- **Job**
Return the lines where the word "Read" occurs.

- **Exercise data**
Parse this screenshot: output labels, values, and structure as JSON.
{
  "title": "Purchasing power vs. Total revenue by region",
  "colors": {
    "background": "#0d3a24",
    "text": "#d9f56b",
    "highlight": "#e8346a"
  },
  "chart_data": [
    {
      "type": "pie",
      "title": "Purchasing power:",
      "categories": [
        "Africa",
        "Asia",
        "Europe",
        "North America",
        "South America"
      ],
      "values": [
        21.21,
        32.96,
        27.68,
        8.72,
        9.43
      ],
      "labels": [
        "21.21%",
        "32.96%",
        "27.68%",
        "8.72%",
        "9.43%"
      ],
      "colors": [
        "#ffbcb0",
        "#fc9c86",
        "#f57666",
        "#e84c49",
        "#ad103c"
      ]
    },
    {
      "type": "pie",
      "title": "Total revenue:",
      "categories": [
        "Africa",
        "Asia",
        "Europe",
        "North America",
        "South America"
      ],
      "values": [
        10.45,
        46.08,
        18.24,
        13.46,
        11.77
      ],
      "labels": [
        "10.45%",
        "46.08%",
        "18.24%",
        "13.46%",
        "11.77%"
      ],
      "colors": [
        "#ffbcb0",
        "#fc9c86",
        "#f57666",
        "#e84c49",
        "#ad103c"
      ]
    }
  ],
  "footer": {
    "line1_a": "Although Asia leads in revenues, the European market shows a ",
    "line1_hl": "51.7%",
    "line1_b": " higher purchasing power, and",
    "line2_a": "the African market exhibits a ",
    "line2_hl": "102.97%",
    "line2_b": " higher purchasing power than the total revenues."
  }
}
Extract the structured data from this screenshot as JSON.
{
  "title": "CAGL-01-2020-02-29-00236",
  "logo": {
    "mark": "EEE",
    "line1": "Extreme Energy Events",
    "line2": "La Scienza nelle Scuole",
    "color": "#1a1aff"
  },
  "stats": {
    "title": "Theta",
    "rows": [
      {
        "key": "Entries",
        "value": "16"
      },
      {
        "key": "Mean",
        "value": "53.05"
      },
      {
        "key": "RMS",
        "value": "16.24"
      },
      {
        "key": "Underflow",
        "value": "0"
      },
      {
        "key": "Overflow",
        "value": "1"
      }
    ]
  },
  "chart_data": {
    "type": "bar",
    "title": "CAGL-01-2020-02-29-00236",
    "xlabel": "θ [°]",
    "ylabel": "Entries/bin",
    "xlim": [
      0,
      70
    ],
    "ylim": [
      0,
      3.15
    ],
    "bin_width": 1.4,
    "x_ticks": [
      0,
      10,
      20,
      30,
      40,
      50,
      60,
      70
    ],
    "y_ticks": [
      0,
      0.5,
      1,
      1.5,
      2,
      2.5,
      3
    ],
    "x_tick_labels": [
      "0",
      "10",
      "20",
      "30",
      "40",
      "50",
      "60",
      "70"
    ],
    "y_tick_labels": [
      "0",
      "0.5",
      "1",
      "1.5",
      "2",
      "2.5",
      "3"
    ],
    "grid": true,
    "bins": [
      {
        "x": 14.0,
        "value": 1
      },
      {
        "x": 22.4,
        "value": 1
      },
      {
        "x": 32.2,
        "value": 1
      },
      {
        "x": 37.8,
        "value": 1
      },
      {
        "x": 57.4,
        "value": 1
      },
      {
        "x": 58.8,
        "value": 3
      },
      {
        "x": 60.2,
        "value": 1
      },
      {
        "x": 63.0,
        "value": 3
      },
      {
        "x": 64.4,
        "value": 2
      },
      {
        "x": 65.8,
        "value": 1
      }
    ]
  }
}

---

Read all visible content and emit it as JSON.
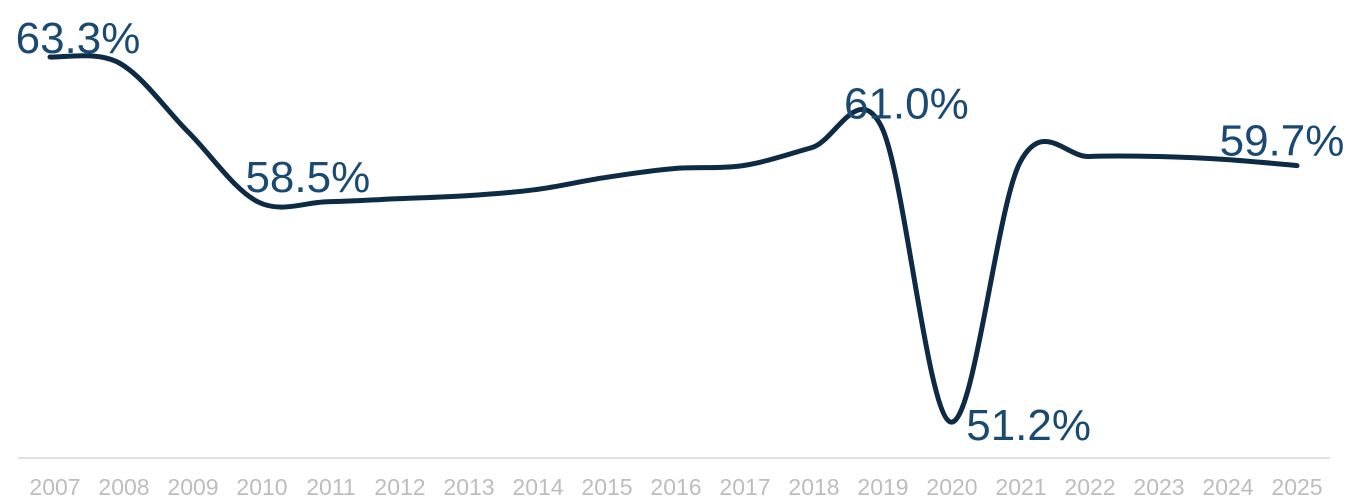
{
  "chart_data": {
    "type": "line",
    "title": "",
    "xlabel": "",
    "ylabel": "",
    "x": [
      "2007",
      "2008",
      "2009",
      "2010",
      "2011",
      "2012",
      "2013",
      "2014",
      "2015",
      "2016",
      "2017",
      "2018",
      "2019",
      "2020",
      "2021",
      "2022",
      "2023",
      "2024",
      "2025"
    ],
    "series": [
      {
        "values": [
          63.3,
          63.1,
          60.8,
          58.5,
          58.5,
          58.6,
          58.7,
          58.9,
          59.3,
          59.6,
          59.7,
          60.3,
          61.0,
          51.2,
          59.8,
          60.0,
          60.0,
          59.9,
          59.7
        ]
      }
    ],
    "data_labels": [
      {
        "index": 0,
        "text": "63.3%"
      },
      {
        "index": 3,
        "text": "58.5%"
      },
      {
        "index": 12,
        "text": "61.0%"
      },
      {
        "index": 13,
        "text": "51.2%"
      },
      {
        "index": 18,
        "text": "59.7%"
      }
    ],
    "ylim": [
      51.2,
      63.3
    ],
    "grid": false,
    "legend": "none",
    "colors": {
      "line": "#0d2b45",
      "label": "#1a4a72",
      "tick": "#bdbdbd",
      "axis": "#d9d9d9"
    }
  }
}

==

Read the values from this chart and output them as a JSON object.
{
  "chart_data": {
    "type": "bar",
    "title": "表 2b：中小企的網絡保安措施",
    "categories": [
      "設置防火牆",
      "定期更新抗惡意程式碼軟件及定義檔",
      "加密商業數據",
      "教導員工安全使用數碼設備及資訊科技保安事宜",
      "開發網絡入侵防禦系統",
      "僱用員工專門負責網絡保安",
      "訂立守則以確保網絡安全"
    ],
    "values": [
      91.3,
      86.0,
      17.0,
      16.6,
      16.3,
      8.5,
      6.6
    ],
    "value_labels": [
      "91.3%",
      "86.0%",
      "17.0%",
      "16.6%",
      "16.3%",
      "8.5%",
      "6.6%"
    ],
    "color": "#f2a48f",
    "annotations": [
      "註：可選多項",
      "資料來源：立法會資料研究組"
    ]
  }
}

- **Problem solution**
Read all visible content and emit it as JSON.
Read the values from this chart and output them as a JSON object.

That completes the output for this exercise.